— Stated goal —
Put every line of the data below into a numbered list, leaving out blank lines.
***** Provided entries
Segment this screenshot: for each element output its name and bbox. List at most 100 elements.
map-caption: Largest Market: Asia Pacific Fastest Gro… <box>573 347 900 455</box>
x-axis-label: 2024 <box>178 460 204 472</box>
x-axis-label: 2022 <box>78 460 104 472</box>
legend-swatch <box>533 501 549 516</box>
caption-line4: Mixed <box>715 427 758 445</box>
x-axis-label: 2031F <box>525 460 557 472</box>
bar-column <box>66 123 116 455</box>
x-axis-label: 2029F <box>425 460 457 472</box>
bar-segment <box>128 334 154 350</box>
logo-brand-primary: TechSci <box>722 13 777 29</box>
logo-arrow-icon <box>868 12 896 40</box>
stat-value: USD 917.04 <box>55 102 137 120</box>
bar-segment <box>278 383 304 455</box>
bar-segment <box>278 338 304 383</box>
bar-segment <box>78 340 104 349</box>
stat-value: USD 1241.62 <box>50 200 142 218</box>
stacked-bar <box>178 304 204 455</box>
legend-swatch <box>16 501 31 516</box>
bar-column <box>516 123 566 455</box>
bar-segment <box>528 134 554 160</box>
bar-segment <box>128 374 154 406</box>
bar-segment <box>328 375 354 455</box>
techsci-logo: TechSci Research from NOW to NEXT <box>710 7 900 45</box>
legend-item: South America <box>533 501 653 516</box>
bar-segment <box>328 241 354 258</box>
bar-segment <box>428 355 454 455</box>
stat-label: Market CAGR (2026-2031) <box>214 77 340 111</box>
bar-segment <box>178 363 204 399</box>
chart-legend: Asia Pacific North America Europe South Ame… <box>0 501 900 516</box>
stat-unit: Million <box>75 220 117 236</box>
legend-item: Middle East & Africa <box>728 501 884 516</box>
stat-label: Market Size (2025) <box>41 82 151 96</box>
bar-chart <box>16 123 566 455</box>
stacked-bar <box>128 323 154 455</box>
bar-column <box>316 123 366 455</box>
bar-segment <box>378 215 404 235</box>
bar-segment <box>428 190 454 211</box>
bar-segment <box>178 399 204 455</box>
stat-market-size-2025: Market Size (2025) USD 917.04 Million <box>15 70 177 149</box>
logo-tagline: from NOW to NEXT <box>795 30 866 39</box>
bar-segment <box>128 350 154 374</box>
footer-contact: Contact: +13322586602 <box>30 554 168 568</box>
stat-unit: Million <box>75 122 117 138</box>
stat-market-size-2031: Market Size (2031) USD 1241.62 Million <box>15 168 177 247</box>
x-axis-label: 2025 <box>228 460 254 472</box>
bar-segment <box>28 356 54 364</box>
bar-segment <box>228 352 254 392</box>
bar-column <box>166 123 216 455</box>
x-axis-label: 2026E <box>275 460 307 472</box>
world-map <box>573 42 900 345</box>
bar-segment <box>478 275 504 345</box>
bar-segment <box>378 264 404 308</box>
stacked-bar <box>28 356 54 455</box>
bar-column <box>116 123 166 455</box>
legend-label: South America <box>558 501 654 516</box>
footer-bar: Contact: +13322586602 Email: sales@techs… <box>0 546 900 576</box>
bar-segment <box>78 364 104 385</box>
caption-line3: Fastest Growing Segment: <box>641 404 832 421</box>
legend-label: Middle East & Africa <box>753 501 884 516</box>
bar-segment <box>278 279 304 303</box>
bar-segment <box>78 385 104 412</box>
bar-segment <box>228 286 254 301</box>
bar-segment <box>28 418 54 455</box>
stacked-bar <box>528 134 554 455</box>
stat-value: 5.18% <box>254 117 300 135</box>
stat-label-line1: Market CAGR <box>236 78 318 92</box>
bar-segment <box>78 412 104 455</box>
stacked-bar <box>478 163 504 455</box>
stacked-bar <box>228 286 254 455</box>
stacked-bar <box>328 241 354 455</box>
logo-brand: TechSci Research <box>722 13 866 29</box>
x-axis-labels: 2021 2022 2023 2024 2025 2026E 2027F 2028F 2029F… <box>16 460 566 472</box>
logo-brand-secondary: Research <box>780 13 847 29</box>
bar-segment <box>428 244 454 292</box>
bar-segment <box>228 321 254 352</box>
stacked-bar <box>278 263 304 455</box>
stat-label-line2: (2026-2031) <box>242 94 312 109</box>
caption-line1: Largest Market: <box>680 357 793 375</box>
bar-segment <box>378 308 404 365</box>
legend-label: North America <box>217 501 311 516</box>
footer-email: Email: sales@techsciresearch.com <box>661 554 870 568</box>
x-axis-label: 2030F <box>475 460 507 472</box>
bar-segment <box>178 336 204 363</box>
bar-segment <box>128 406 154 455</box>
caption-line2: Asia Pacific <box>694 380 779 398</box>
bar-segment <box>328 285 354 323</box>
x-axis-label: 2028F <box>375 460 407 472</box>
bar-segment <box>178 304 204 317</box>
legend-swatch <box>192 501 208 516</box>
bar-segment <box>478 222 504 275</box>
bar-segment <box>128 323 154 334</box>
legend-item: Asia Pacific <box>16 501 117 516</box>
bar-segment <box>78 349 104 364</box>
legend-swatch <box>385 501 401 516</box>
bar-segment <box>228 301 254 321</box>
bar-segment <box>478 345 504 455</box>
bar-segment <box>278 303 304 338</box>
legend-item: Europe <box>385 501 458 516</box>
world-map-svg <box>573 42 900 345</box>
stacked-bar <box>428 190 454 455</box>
**********
— Expected answer —
1. Segment this screenshot: for each element output its name and bbox. List at most 100 elements.
2. map-caption: Largest Market: Asia Pacific Fastest Gro… <box>573 347 900 455</box>
3. x-axis-label: 2024 <box>178 460 204 472</box>
4. x-axis-label: 2022 <box>78 460 104 472</box>
5. legend-swatch <box>533 501 549 516</box>
6. caption-line4: Mixed <box>715 427 758 445</box>
7. x-axis-label: 2031F <box>525 460 557 472</box>
8. bar-column <box>66 123 116 455</box>
9. x-axis-label: 2029F <box>425 460 457 472</box>
10. bar-segment <box>128 334 154 350</box>
11. logo-brand-primary: TechSci <box>722 13 777 29</box>
12. logo-arrow-icon <box>868 12 896 40</box>
13. stat-value: USD 917.04 <box>55 102 137 120</box>
14. bar-segment <box>278 383 304 455</box>
15. bar-segment <box>278 338 304 383</box>
16. bar-segment <box>78 340 104 349</box>
17. stat-value: USD 1241.62 <box>50 200 142 218</box>
18. stacked-bar <box>178 304 204 455</box>
19. legend-swatch <box>16 501 31 516</box>
20. bar-column <box>516 123 566 455</box>
21. bar-segment <box>528 134 554 160</box>
22. bar-segment <box>128 374 154 406</box>
23. bar-segment <box>328 375 354 455</box>
24. techsci-logo: TechSci Research from NOW to NEXT <box>710 7 900 45</box>
25. legend-item: South America <box>533 501 653 516</box>
26. bar-segment <box>328 241 354 258</box>
27. bar-segment <box>428 355 454 455</box>
28. stat-label: Market CAGR (2026-2031) <box>214 77 340 111</box>
29. bar-segment <box>178 363 204 399</box>
30. chart-legend: Asia Pacific North America Europe South Ame… <box>0 501 900 516</box>
31. stat-unit: Million <box>75 220 117 236</box>
32. legend-item: Middle East & Africa <box>728 501 884 516</box>
33. stat-label: Market Size (2025) <box>41 82 151 96</box>
34. bar-chart <box>16 123 566 455</box>
35. stacked-bar <box>128 323 154 455</box>
36. bar-column <box>316 123 366 455</box>
37. bar-segment <box>378 215 404 235</box>
38. bar-segment <box>428 190 454 211</box>
39. bar-segment <box>178 399 204 455</box>
40. stat-market-size-2025: Market Size (2025) USD 917.04 Million <box>15 70 177 149</box>
41. logo-tagline: from NOW to NEXT <box>795 30 866 39</box>
42. bar-segment <box>128 350 154 374</box>
43. footer-contact: Contact: +13322586602 <box>30 554 168 568</box>
44. stat-unit: Million <box>75 122 117 138</box>
45. stat-market-size-2031: Market Size (2031) USD 1241.62 Million <box>15 168 177 247</box>
46. x-axis-label: 2025 <box>228 460 254 472</box>
47. bar-segment <box>28 356 54 364</box>
48. bar-segment <box>228 352 254 392</box>
49. bar-column <box>166 123 216 455</box>
50. x-axis-label: 2026E <box>275 460 307 472</box>
51. world-map <box>573 42 900 345</box>
52. bar-segment <box>478 275 504 345</box>
53. bar-segment <box>378 264 404 308</box>
54. stacked-bar <box>28 356 54 455</box>
55. bar-column <box>116 123 166 455</box>
56. legend-label: South America <box>558 501 654 516</box>
57. footer-bar: Contact: +13322586602 Email: sales@techs… <box>0 546 900 576</box>
58. bar-segment <box>78 364 104 385</box>
59. caption-line3: Fastest Growing Segment: <box>641 404 832 421</box>
60. legend-label: Middle East & Africa <box>753 501 884 516</box>
61. bar-segment <box>278 279 304 303</box>
62. bar-segment <box>78 385 104 412</box>
63. bar-segment <box>228 286 254 301</box>
64. bar-segment <box>28 418 54 455</box>
65. stacked-bar <box>528 134 554 455</box>
66. stat-value: 5.18% <box>254 117 300 135</box>
67. stat-label-line1: Market CAGR <box>236 78 318 92</box>
68. bar-segment <box>78 412 104 455</box>
69. stacked-bar <box>478 163 504 455</box>
70. stacked-bar <box>228 286 254 455</box>
71. stacked-bar <box>328 241 354 455</box>
72. logo-brand: TechSci Research <box>722 13 866 29</box>
73. x-axis-labels: 2021 2022 2023 2024 2025 2026E 2027F 2028F 2029F… <box>16 460 566 472</box>
74. logo-brand-secondary: Research <box>780 13 847 29</box>
75. bar-segment <box>428 244 454 292</box>
76. bar-segment <box>228 321 254 352</box>
77. stacked-bar <box>278 263 304 455</box>
78. stat-label-line2: (2026-2031) <box>242 94 312 109</box>
79. caption-line1: Largest Market: <box>680 357 793 375</box>
80. bar-segment <box>378 308 404 365</box>
81. legend-label: North America <box>217 501 311 516</box>
82. footer-email: Email: sales@techsciresearch.com <box>661 554 870 568</box>
83. x-axis-label: 2030F <box>475 460 507 472</box>
84. bar-segment <box>178 336 204 363</box>
85. bar-segment <box>128 406 154 455</box>
86. caption-line2: Asia Pacific <box>694 380 779 398</box>
87. bar-segment <box>328 285 354 323</box>
88. x-axis-label: 2028F <box>375 460 407 472</box>
89. bar-segment <box>178 304 204 317</box>
90. legend-swatch <box>192 501 208 516</box>
91. bar-segment <box>478 222 504 275</box>
92. bar-segment <box>128 323 154 334</box>
93. legend-item: Asia Pacific <box>16 501 117 516</box>
94. bar-segment <box>78 349 104 364</box>
95. legend-swatch <box>385 501 401 516</box>
96. bar-segment <box>228 301 254 321</box>
97. bar-segment <box>478 345 504 455</box>
98. bar-segment <box>278 303 304 338</box>
99. legend-item: Europe <box>385 501 458 516</box>
100. world-map-svg <box>573 42 900 345</box>
101. stacked-bar <box>428 190 454 455</box>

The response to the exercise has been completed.